■ Work to be completed
From the entries below, pull out each line where "interneurons" appears.

■ Supplied material
## start

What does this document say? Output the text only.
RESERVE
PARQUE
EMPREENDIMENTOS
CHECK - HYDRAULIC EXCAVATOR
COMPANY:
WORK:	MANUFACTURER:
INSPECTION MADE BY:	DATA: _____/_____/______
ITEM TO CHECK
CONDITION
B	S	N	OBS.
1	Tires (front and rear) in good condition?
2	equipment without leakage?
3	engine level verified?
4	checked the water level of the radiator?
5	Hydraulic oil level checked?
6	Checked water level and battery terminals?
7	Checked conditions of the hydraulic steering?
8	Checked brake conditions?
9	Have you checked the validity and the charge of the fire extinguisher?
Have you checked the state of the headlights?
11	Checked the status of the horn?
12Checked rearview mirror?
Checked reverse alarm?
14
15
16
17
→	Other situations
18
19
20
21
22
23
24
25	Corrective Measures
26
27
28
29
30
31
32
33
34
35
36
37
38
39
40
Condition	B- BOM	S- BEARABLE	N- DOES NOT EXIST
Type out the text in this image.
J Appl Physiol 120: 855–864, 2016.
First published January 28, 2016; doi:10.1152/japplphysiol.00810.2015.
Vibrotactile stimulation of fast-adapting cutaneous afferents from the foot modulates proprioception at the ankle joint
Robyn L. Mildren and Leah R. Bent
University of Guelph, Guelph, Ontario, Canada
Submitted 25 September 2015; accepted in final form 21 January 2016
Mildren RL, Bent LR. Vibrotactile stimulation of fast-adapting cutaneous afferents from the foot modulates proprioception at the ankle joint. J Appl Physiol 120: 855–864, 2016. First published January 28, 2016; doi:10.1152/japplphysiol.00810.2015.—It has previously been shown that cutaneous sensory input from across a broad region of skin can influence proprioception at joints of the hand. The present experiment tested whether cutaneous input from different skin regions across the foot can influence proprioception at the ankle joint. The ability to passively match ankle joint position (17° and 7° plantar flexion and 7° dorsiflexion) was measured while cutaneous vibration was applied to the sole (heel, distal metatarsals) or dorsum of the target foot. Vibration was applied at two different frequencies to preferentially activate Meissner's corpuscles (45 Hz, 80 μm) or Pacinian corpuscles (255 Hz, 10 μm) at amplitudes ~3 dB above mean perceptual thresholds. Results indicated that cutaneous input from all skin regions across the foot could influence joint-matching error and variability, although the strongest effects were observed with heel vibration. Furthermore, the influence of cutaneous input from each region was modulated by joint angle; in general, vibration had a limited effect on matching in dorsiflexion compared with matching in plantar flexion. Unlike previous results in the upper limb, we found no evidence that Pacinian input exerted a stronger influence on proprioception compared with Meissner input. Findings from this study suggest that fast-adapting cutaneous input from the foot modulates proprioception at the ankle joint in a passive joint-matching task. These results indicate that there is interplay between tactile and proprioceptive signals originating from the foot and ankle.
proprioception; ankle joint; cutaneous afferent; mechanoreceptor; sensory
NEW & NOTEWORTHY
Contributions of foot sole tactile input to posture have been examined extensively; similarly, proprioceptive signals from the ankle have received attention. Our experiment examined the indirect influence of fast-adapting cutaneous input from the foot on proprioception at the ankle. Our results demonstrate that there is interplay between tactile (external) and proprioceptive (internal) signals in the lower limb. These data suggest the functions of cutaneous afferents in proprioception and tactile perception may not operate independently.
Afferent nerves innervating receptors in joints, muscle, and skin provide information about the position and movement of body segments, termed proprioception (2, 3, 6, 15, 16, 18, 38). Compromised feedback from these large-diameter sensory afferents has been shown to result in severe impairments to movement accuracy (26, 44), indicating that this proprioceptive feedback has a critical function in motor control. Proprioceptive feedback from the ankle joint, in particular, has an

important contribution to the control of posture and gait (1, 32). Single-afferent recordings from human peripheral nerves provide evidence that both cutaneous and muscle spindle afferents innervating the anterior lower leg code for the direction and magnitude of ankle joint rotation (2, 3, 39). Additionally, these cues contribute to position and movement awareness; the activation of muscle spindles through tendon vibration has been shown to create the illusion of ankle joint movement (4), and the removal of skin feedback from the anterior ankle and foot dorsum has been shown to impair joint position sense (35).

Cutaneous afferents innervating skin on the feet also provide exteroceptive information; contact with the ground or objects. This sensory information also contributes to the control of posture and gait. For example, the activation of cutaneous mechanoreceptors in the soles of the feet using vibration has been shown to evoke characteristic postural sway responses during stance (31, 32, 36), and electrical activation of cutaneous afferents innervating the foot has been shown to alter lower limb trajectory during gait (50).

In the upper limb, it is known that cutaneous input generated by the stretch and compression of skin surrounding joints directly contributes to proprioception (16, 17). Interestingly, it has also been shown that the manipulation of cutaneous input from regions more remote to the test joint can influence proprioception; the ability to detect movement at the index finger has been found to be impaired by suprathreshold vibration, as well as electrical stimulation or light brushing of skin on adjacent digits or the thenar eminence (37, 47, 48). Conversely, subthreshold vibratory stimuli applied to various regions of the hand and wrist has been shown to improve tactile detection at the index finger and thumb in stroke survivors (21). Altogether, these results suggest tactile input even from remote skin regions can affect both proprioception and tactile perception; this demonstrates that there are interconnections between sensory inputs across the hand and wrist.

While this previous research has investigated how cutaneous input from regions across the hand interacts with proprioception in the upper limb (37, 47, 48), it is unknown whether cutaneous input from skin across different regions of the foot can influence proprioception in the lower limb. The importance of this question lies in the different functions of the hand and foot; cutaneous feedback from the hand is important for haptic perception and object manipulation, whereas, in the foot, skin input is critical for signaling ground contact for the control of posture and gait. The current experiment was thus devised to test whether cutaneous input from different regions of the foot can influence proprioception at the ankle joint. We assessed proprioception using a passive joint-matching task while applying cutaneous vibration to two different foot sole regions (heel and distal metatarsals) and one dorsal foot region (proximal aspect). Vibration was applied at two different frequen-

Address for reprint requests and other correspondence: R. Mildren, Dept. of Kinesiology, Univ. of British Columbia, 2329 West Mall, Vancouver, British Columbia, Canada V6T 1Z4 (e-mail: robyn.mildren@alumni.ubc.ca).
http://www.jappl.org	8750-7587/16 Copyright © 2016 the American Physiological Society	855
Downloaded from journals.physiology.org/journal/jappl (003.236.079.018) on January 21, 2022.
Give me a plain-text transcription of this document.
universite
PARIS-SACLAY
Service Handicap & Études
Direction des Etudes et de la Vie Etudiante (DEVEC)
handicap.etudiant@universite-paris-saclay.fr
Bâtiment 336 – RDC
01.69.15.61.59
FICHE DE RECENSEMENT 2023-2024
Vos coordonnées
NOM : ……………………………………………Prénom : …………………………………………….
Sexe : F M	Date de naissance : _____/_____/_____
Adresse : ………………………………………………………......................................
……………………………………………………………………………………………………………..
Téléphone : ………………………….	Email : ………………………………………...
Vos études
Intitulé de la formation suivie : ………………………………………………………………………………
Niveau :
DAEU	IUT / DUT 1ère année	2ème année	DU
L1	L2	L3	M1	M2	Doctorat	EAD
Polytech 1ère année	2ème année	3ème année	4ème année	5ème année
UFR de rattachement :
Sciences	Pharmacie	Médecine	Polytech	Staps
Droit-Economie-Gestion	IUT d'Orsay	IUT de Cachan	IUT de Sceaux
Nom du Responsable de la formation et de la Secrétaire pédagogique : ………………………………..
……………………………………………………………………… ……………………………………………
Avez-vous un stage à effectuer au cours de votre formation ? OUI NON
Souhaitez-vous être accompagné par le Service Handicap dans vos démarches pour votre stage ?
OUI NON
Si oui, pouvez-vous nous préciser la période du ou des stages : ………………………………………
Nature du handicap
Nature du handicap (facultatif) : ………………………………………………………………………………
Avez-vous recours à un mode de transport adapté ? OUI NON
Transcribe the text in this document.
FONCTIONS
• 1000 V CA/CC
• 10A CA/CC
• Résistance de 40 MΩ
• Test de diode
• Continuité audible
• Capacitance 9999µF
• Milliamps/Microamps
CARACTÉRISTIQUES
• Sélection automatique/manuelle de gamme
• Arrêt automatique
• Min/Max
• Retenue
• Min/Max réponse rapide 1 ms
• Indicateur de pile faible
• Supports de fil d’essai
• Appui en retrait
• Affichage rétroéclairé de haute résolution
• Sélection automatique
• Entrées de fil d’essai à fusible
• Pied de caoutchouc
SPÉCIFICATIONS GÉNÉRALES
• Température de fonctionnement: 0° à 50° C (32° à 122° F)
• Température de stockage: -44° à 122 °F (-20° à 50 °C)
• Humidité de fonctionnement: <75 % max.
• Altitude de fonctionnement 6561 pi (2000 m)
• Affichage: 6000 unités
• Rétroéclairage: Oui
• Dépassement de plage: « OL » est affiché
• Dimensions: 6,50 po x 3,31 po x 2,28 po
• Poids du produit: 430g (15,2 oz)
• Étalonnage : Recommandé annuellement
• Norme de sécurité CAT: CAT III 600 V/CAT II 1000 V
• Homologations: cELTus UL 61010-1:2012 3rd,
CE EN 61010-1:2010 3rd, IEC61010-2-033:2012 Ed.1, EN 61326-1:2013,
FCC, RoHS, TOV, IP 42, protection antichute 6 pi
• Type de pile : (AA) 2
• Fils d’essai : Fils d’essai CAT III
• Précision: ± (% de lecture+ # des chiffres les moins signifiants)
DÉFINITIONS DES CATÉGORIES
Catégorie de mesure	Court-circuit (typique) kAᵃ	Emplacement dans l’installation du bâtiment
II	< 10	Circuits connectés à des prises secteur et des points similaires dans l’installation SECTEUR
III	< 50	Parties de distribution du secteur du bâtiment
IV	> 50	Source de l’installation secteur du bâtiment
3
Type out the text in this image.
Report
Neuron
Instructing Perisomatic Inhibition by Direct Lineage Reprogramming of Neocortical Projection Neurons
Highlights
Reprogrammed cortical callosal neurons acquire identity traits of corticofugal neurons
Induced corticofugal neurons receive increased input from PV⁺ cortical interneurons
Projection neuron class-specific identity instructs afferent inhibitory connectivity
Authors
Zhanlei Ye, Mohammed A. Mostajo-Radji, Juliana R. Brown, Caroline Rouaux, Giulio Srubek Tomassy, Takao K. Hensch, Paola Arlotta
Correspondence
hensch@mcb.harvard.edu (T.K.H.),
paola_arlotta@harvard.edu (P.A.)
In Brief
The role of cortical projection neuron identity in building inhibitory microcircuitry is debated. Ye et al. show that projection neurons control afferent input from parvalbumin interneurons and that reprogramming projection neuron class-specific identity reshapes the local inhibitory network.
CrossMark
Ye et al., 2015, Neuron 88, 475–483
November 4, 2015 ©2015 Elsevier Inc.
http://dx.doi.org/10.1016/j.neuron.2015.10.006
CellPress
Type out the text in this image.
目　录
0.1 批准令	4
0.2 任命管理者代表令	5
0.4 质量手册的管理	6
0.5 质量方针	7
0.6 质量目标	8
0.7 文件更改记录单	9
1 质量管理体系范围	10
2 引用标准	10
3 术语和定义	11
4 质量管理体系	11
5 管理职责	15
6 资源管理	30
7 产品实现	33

## end

■ Response to the task
Induced corticofugal neurons receive increased input from PV⁺ cortical interneurons
The role of cortical projection neuron identity in building inhibitory microcircuitry is debated. Ye et al. show that projection neurons control afferent input from parvalbumin interneurons and that reprogramming projection neuron class-specific identity reshapes the local inhibitory network.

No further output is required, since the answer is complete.